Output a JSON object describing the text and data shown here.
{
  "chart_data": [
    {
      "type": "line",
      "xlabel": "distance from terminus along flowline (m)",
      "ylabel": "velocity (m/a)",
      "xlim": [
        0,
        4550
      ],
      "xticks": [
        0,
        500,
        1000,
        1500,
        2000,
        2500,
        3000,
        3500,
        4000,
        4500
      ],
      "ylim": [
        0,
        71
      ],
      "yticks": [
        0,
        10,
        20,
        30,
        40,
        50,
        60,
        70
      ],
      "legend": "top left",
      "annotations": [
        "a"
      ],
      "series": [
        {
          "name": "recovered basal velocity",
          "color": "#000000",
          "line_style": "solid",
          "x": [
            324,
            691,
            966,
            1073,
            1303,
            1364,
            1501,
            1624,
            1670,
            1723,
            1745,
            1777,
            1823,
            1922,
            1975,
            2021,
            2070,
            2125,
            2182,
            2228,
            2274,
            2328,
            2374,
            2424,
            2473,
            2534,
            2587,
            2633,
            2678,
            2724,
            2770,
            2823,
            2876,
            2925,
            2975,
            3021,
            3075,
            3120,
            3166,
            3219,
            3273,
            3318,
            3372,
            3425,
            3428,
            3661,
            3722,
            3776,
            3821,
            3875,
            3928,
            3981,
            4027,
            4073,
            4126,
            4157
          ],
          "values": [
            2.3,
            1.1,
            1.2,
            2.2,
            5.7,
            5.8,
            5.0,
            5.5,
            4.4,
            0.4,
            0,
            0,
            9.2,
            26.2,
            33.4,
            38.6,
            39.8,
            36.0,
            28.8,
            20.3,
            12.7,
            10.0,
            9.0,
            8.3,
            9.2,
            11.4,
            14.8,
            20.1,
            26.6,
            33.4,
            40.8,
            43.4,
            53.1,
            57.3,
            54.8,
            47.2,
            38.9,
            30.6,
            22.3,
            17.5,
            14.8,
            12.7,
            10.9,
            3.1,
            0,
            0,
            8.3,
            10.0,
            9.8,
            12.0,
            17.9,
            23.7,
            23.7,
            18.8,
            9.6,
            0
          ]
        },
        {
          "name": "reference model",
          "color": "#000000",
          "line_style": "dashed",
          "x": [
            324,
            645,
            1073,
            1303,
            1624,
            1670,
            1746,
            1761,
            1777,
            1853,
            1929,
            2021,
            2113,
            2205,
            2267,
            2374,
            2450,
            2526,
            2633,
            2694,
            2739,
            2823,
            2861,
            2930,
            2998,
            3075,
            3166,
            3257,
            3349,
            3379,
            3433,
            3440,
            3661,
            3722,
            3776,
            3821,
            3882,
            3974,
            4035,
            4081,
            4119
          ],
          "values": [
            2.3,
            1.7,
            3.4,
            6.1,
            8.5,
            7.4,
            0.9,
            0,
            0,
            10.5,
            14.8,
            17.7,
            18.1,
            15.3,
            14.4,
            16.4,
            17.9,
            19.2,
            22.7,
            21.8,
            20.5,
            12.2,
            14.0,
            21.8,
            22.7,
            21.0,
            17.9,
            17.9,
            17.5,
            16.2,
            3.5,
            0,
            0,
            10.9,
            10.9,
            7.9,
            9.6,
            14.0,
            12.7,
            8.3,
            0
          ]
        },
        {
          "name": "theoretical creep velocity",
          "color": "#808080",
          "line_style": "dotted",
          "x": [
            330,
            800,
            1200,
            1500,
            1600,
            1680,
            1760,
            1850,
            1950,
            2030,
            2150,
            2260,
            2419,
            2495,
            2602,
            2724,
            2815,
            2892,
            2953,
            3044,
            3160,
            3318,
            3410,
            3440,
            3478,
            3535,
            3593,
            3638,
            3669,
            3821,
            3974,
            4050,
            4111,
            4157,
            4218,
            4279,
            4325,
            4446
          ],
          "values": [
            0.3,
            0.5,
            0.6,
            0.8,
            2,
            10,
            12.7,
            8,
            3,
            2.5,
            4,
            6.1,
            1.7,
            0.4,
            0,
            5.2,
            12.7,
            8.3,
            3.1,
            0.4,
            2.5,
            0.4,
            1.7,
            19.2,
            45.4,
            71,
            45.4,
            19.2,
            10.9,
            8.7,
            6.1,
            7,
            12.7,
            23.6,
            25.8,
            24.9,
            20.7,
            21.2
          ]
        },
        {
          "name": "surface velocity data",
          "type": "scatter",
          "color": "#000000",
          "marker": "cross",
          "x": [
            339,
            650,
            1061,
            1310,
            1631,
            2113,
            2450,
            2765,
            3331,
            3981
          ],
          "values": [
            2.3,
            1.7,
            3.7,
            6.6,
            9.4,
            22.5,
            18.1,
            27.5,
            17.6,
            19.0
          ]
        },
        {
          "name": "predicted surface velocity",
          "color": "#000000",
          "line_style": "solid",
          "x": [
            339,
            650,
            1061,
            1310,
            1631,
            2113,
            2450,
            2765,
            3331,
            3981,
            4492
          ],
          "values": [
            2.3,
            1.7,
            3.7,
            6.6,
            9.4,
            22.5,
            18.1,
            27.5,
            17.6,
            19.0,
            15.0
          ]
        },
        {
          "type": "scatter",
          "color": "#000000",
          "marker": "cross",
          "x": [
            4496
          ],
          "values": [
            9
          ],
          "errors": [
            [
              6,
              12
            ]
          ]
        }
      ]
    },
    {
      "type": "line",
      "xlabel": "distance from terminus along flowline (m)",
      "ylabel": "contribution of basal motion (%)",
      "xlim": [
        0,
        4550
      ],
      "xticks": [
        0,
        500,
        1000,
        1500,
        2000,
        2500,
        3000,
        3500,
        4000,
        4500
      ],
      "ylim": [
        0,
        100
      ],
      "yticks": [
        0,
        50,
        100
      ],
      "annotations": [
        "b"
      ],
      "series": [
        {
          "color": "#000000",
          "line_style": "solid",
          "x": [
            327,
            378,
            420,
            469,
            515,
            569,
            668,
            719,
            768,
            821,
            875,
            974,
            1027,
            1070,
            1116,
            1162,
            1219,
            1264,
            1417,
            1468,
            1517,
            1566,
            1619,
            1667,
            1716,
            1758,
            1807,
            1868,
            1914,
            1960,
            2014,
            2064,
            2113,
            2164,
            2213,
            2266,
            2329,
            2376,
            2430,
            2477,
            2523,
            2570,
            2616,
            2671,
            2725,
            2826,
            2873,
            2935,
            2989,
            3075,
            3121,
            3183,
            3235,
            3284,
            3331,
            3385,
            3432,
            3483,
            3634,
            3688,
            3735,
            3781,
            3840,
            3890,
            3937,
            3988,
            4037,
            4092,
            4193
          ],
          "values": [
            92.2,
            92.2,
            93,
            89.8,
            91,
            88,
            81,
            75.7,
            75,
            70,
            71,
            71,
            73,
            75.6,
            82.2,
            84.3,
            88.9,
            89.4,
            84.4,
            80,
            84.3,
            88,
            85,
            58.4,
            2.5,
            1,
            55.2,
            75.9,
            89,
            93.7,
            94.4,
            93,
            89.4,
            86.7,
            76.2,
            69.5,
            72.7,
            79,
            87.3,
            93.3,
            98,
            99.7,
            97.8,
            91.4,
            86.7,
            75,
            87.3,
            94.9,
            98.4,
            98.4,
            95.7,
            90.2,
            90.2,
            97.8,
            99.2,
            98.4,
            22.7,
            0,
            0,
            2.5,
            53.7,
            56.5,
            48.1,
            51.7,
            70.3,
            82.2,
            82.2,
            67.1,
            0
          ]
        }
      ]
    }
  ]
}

───

**Exercise description:** Search the records above for the string "basal". Copy every line that contains it.

**Exercise response:**
          "name": "recovered basal velocity",
      "ylabel": "contribution of basal motion (%)",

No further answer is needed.